EXERCISE INSTRUCTIONS :: Quote the records below in full, exactly as given, with the images taken out.

-- start SUPPLIED MATERIAL --

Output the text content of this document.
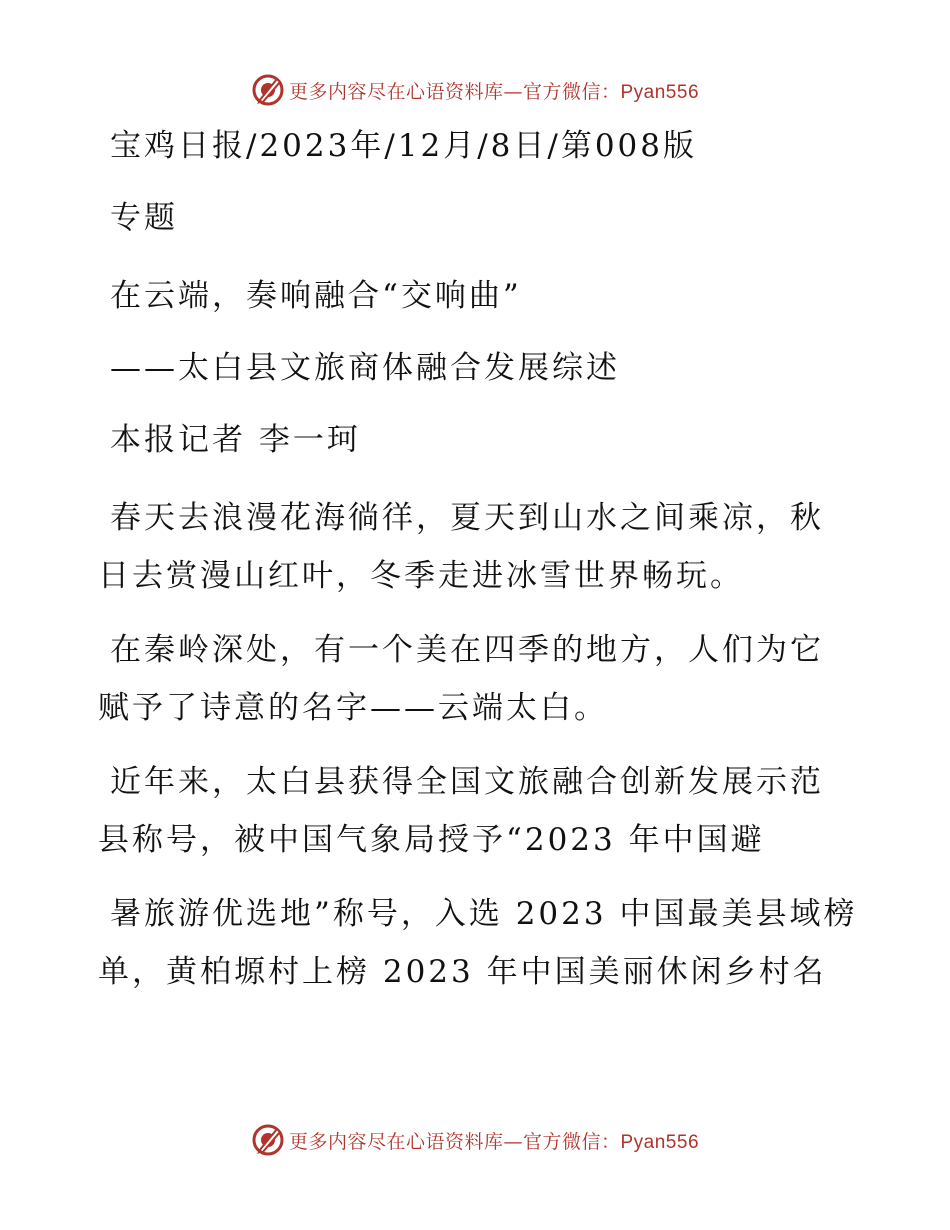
更多内容尽在心语资料库—官方微信：Pyan556
宝鸡日报/2023年/12月/8日/第008版
专题
在云端，奏响融合“交响曲”
——太白县文旅商体融合发展综述
本报记者 李一珂
春天去浪漫花海徜徉，夏天到山水之间乘凉，秋
日去赏漫山红叶，冬季走进冰雪世界畅玩。
在秦岭深处，有一个美在四季的地方，人们为它
赋予了诗意的名字——云端太白。
近年来，太白县获得全国文旅融合创新发展示范
县称号，被中国气象局授予“2023 年中国避
暑旅游优选地”称号，入选 2023 中国最美县域榜
单，黄柏塬村上榜 2023 年中国美丽休闲乡村名
更多内容尽在心语资料库—官方微信：Pyan556
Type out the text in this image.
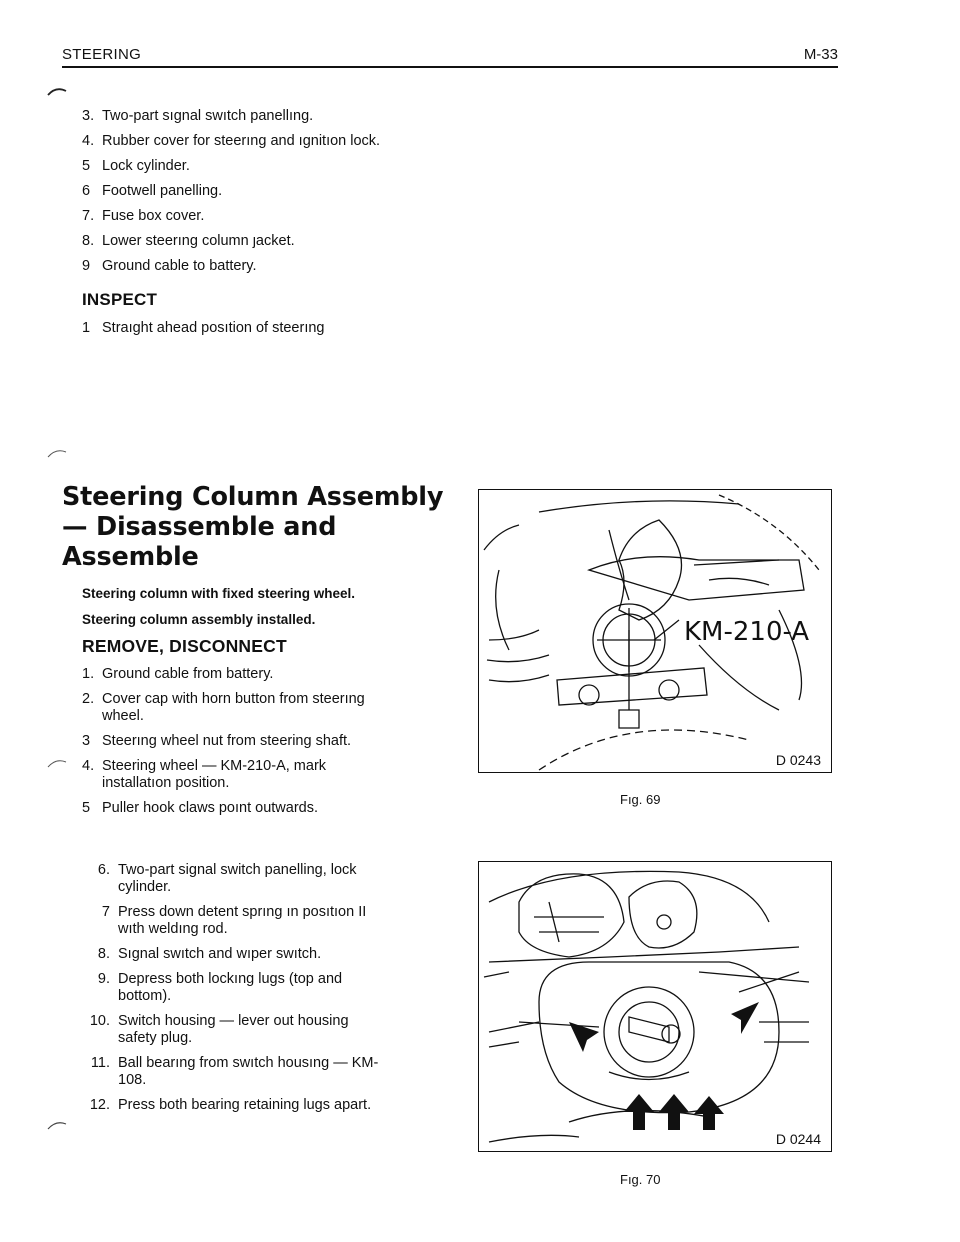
STEERING	M-33
3. Two-part sıgnal swıtch panellıng.
4. Rubber cover for steerıng and ıgnitıon lock.
5 Lock cylinder.
6 Footwell panelling.
7. Fuse box cover.
8. Lower steerıng column ȷacket.
9 Ground cable to battery.
INSPECT
1 Straıght ahead posıtion of steerıng
Steering Column Assembly
— Disassemble and
Assemble
Steering column with fixed steering wheel.
Steering column assembly installed.
REMOVE, DISCONNECT
1. Ground cable from battery.
2. Cover cap with horn button from steerıng wheel.
3 Steerıng wheel nut from steering shaft.
4. Steering wheel — KM-210-A, mark installatıon position.
5 Puller hook claws poınt outwards.
6. Two-part signal switch panelling, lock cylinder.
7 Press down detent sprıng ın posıtıon II wıth weldıng rod.
8. Sıgnal swıtch and wıper swıtch.
9. Depress both lockıng lugs (top and bottom).
10. Switch housing — lever out housing safety plug.
11. Ball bearıng from swıtch housıng — KM-108.
12. Press both bearing retaining lugs apart.
KM-210-A
D 0243
Fıg. 69
D 0244
Fıg. 70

-- end SUPPLIED MATERIAL --

EXPECTED ANSWER ::
Output the text content of this document.
更多内容尽在心语资料库—官方微信：Pyan556
宝鸡日报/2023年/12月/8日/第008版
专题
在云端，奏响融合“交响曲”
——太白县文旅商体融合发展综述
本报记者 李一珂
春天去浪漫花海徜徉，夏天到山水之间乘凉，秋
日去赏漫山红叶，冬季走进冰雪世界畅玩。
在秦岭深处，有一个美在四季的地方，人们为它
赋予了诗意的名字——云端太白。
近年来，太白县获得全国文旅融合创新发展示范
县称号，被中国气象局授予“2023 年中国避
暑旅游优选地”称号，入选 2023 中国最美县域榜
单，黄柏塬村上榜 2023 年中国美丽休闲乡村名
更多内容尽在心语资料库—官方微信：Pyan556
Type out the text in this image.
STEERING	M-33
3. Two-part sıgnal swıtch panellıng.
4. Rubber cover for steerıng and ıgnitıon lock.
5 Lock cylinder.
6 Footwell panelling.
7. Fuse box cover.
8. Lower steerıng column ȷacket.
9 Ground cable to battery.
INSPECT
1 Straıght ahead posıtion of steerıng
Steering Column Assembly
— Disassemble and
Assemble
Steering column with fixed steering wheel.
Steering column assembly installed.
REMOVE, DISCONNECT
1. Ground cable from battery.
2. Cover cap with horn button from steerıng wheel.
3 Steerıng wheel nut from steering shaft.
4. Steering wheel — KM-210-A, mark installatıon position.
5 Puller hook claws poınt outwards.
6. Two-part signal switch panelling, lock cylinder.
7 Press down detent sprıng ın posıtıon II wıth weldıng rod.
8. Sıgnal swıtch and wıper swıtch.
9. Depress both lockıng lugs (top and bottom).
10. Switch housing — lever out housing safety plug.
11. Ball bearıng from swıtch housıng — KM-108.
12. Press both bearing retaining lugs apart.
KM-210-A
D 0243
Fıg. 69
D 0244
Fıg. 70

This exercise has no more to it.